*** Information given ***

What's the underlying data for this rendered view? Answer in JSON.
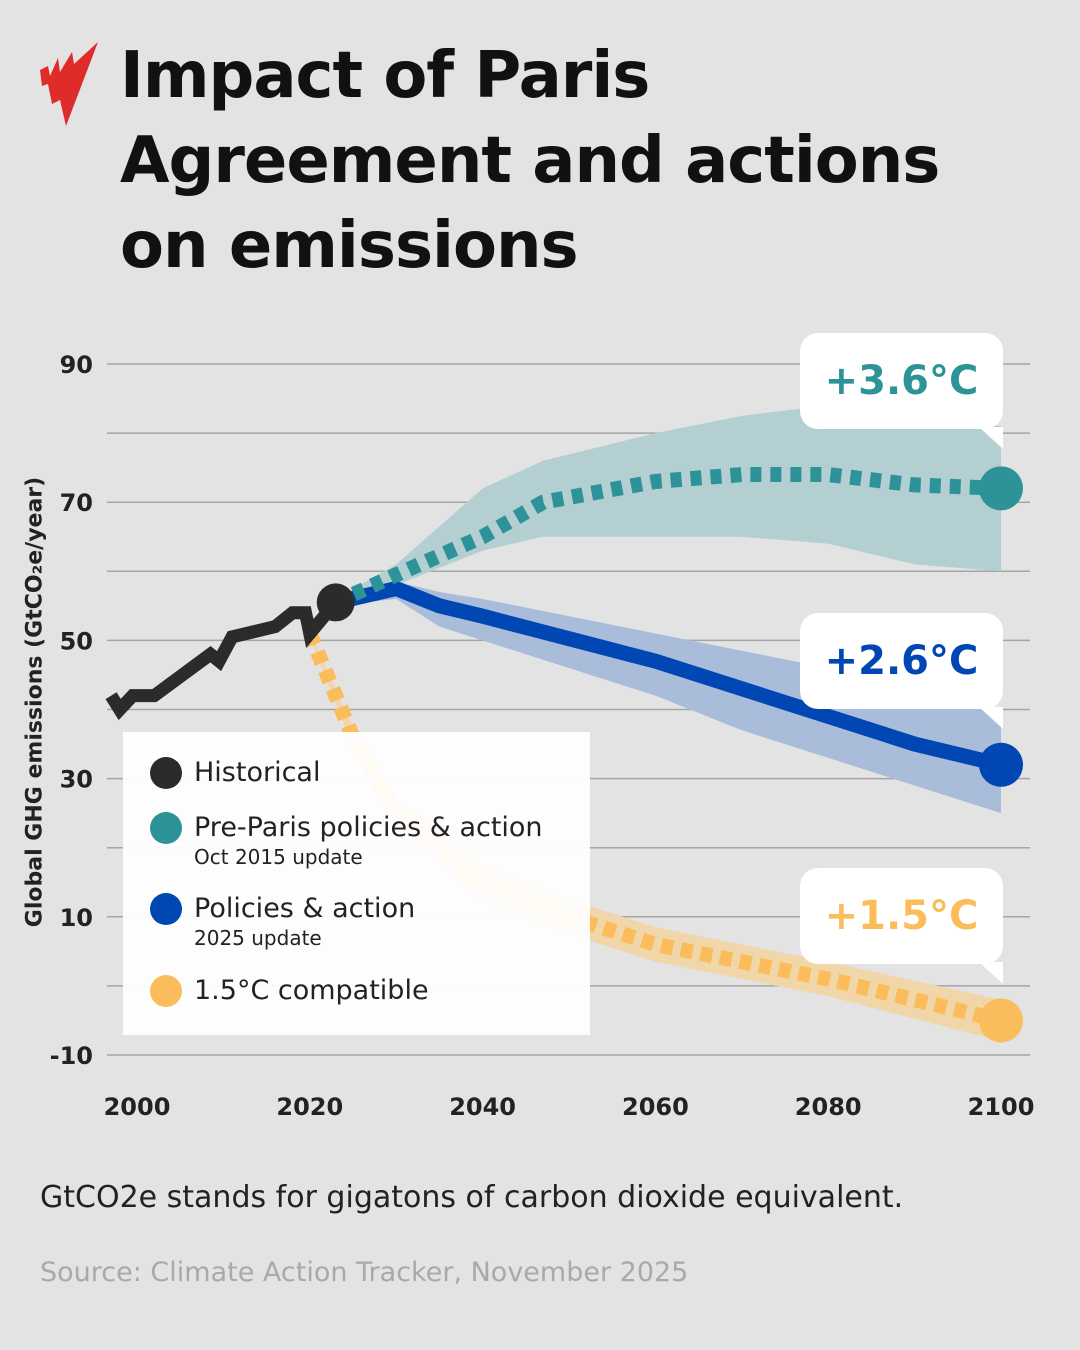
{
  "header": {
    "title": "Impact of Paris Agreement and actions on emissions",
    "logo_color": "#e02b2b"
  },
  "chart_data": {
    "type": "line",
    "title": "Impact of Paris Agreement and actions on emissions",
    "ylabel": "Global GHG emissions (GtCO₂e/year)",
    "xlabel": "",
    "xlim": [
      2000,
      2100
    ],
    "ylim": [
      -10,
      90
    ],
    "xticks": [
      2000,
      2020,
      2040,
      2060,
      2080,
      2100
    ],
    "yticks": [
      90,
      70,
      50,
      30,
      10,
      -10
    ],
    "grid": true,
    "legend_position": "bottom-left",
    "series": [
      {
        "name": "Historical",
        "color": "#2b2b2b",
        "style": "solid",
        "x": [
          1997,
          1998,
          1999.5,
          2002,
          2008.5,
          2009.5,
          2011,
          2016,
          2018,
          2019.5,
          2020,
          2023
        ],
        "y": [
          42,
          40,
          42,
          42,
          48,
          47,
          50.5,
          52,
          54,
          54,
          51,
          55.5
        ]
      },
      {
        "name": "Pre-Paris policies & action",
        "subtitle": "Oct 2015 update",
        "color": "#2e9399",
        "band_color": "#b3cfd2",
        "style": "dotted",
        "end_label": "+3.6°C",
        "x": [
          2023,
          2030,
          2040,
          2047,
          2060,
          2070,
          2080,
          2090,
          2100
        ],
        "y": [
          55.5,
          59.5,
          65,
          70,
          73,
          74,
          74,
          72.5,
          72
        ],
        "band_x": [
          2023,
          2030,
          2040,
          2047,
          2060,
          2070,
          2080,
          2090,
          2100
        ],
        "band_upper": [
          56,
          61,
          72,
          76,
          80,
          82.5,
          84,
          83,
          81
        ],
        "band_lower": [
          55,
          58,
          63,
          65,
          65,
          65,
          64,
          61,
          60
        ]
      },
      {
        "name": "Policies & action",
        "subtitle": "2025 update",
        "color": "#0047b3",
        "band_color": "#a9bcd9",
        "style": "solid",
        "end_label": "+2.6°C",
        "x": [
          2023,
          2030,
          2035,
          2040,
          2060,
          2080,
          2090,
          2100
        ],
        "y": [
          55.5,
          57.5,
          55,
          53.5,
          47,
          39,
          35,
          32
        ],
        "band_x": [
          2023,
          2030,
          2035,
          2040,
          2060,
          2070,
          2080,
          2090,
          2100
        ],
        "band_upper": [
          56,
          58.5,
          57,
          56,
          51,
          48.5,
          46,
          43,
          40
        ],
        "band_lower": [
          55,
          56,
          52,
          50,
          42,
          37,
          33,
          29,
          25
        ]
      },
      {
        "name": "1.5°C compatible",
        "color": "#fbbd5b",
        "band_color": "#f1d6aa",
        "style": "dotted",
        "end_label": "+1.5°C",
        "x": [
          2020,
          2025,
          2030,
          2040,
          2050,
          2060,
          2080,
          2100
        ],
        "y": [
          51,
          36,
          25,
          15,
          10,
          6,
          1,
          -5
        ],
        "band_x": [
          2020,
          2025,
          2030,
          2040,
          2050,
          2060,
          2080,
          2100
        ],
        "band_upper": [
          51.5,
          37.5,
          27,
          17.5,
          12.5,
          8.5,
          3.5,
          -2
        ],
        "band_lower": [
          50.5,
          34.5,
          23,
          12.5,
          7.5,
          3.5,
          -1.5,
          -8
        ]
      }
    ]
  },
  "legend": [
    {
      "label": "Historical",
      "sub": ""
    },
    {
      "label": "Pre-Paris policies & action",
      "sub": "Oct 2015 update"
    },
    {
      "label": "Policies & action",
      "sub": "2025 update"
    },
    {
      "label": "1.5°C compatible",
      "sub": ""
    }
  ],
  "callouts": [
    "+3.6°C",
    "+2.6°C",
    "+1.5°C"
  ],
  "footnote": "GtCO2e stands for gigatons of carbon dioxide equivalent.",
  "source": "Source:  Climate Action Tracker, November 2025"
}
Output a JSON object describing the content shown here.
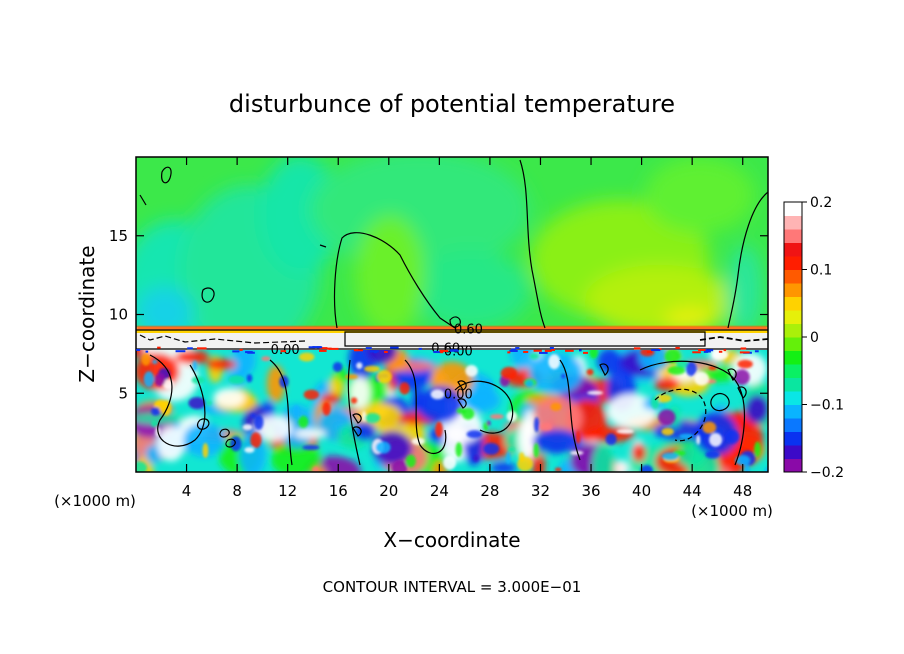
{
  "chart_data": {
    "type": "heatmap",
    "title": "disturbunce of potential temperature",
    "xlabel": "X−coordinate",
    "ylabel": "Z−coordinate",
    "x_unit_left": "(×1000 m)",
    "x_unit_right": "(×1000 m)",
    "footer": "CONTOUR INTERVAL = 3.000E−01",
    "xlim": [
      0,
      50
    ],
    "ylim": [
      0,
      20
    ],
    "x_ticks": [
      4,
      8,
      12,
      16,
      20,
      24,
      28,
      32,
      36,
      40,
      44,
      48
    ],
    "y_ticks": [
      5,
      10,
      15
    ],
    "colorbar": {
      "vmin": -0.2,
      "vmax": 0.2,
      "tick_labels": [
        "0.2",
        "0.1",
        "0",
        "−0.1",
        "−0.2"
      ],
      "tick_values": [
        0.2,
        0.1,
        0,
        -0.1,
        -0.2
      ],
      "colors": [
        "#8a0aa8",
        "#3c0ac8",
        "#0a32f0",
        "#0a78ff",
        "#0ab4ff",
        "#0ae6e6",
        "#0ae6a0",
        "#0af064",
        "#14f014",
        "#64f00a",
        "#aaf00a",
        "#e6f00a",
        "#ffd200",
        "#ff9600",
        "#ff5a00",
        "#ff1e00",
        "#f01414",
        "#ff7878",
        "#ffb4b4",
        "#ffffff"
      ]
    },
    "contour_labels": [
      {
        "text": "0.60",
        "x": 26.3,
        "z": 9.1
      },
      {
        "text": "0.00",
        "x": 11.8,
        "z": 7.8
      },
      {
        "text": "0.60",
        "x": 24.5,
        "z": 7.9
      },
      {
        "text": "0.00",
        "x": 25.5,
        "z": 7.7
      },
      {
        "text": "0.00",
        "x": 25.5,
        "z": 5.0
      }
    ],
    "layers": [
      {
        "name": "upper",
        "z_range": [
          9.2,
          20
        ],
        "dominant_value": 0.0
      },
      {
        "name": "interface",
        "z_range": [
          7.8,
          9.2
        ],
        "dominant_value": 0.0
      },
      {
        "name": "lower",
        "z_range": [
          0,
          7.8
        ],
        "value_range": [
          -0.2,
          0.2
        ]
      }
    ]
  }
}
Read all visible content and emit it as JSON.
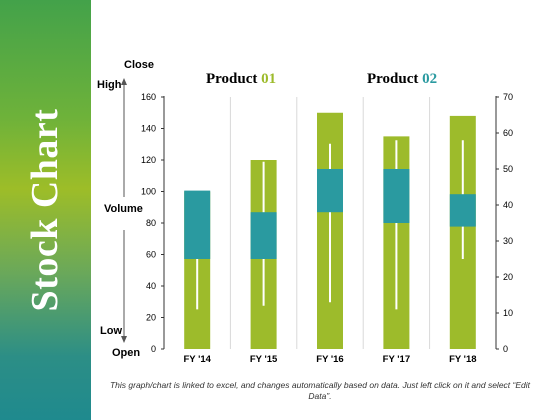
{
  "slide": {
    "title": "Stock Chart",
    "footnote": "This graph/chart is linked to excel, and changes automatically based on data.  Just left click on it and select “Edit Data”."
  },
  "axis_labels": {
    "close": "Close",
    "high": "High",
    "volume": "Volume",
    "low": "Low",
    "open": "Open"
  },
  "legend": {
    "product1_word": "Product",
    "product1_num": "01",
    "product2_word": "Product",
    "product2_num": "02"
  },
  "colors": {
    "volume_bar": "#9dbb2b",
    "candle": "#2a9aa0",
    "wick": "#ffffff",
    "grid": "#d9d9d9"
  },
  "chart_data": {
    "type": "stock",
    "categories": [
      "FY '14",
      "FY '15",
      "FY '16",
      "FY '17",
      "FY '18"
    ],
    "volume": [
      100,
      120,
      150,
      135,
      148
    ],
    "open": [
      25,
      25,
      38,
      35,
      34
    ],
    "high": [
      44,
      52,
      57,
      58,
      58
    ],
    "low": [
      11,
      12,
      13,
      11,
      25
    ],
    "close": [
      44,
      38,
      50,
      50,
      43
    ],
    "y_left": {
      "min": 0,
      "max": 160,
      "ticks": [
        0,
        20,
        40,
        60,
        80,
        100,
        120,
        140,
        160
      ]
    },
    "y_right": {
      "min": 0,
      "max": 70,
      "ticks": [
        0,
        10,
        20,
        30,
        40,
        50,
        60,
        70
      ]
    }
  }
}
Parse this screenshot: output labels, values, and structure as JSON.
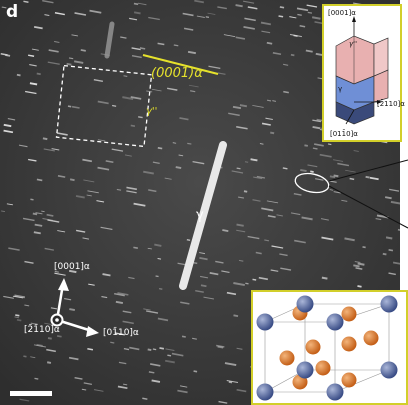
{
  "figure": {
    "panel_letter": "d",
    "plane_label": "(0001)α",
    "precipitate_gpp_label": "γ''",
    "precipitate_gamma_label": "γ",
    "axis_up": "[0001]α",
    "axis_right": "[01̄10]α",
    "axis_out": "[2̄1̄10]α"
  },
  "inset_axes": {
    "top": "[0001]α",
    "right": "[2̄110]α",
    "bottom": "[011̄0]α",
    "gpp": "γ''",
    "gamma": "γ"
  },
  "colors": {
    "micrograph_bg": "#3e3e3e",
    "highlight_yellow": "#e6e22c",
    "inset_border": "#d2cf2a",
    "prism_pink": "#e8b0b0",
    "prism_blue": "#6f8fd6",
    "atom_blue": "#4a5d94",
    "atom_orange": "#d9782a"
  },
  "icons": [
    "dot-in-circle-icon",
    "arrow-up-icon",
    "arrow-right-icon",
    "scale-bar"
  ]
}
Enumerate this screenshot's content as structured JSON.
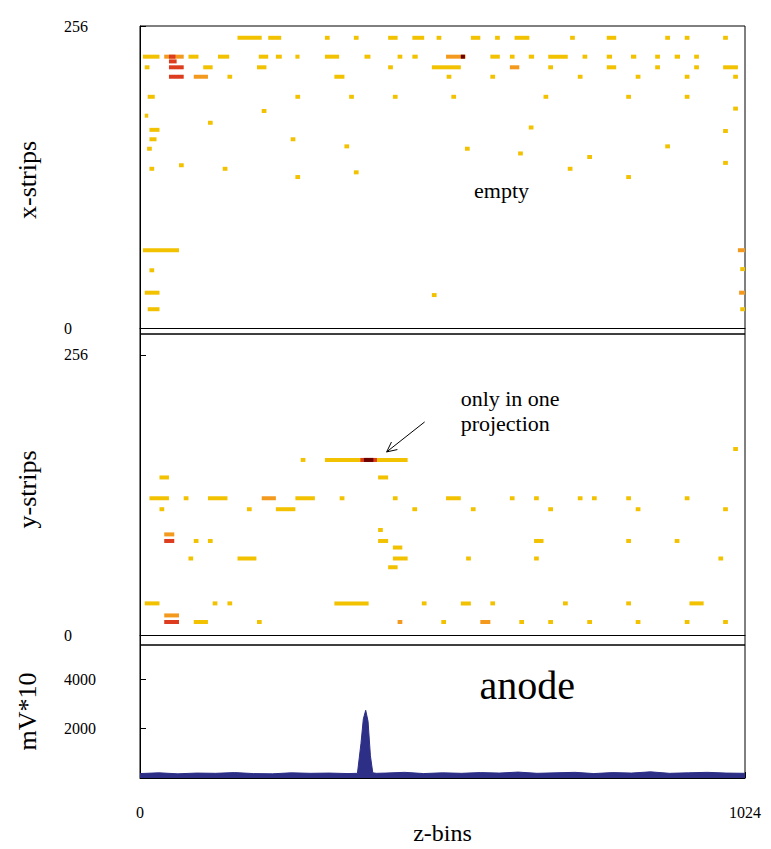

***

**Job:** Find and count the lines of the data that include the string "content", and report that figure by itself.

**Exercise solution:** 3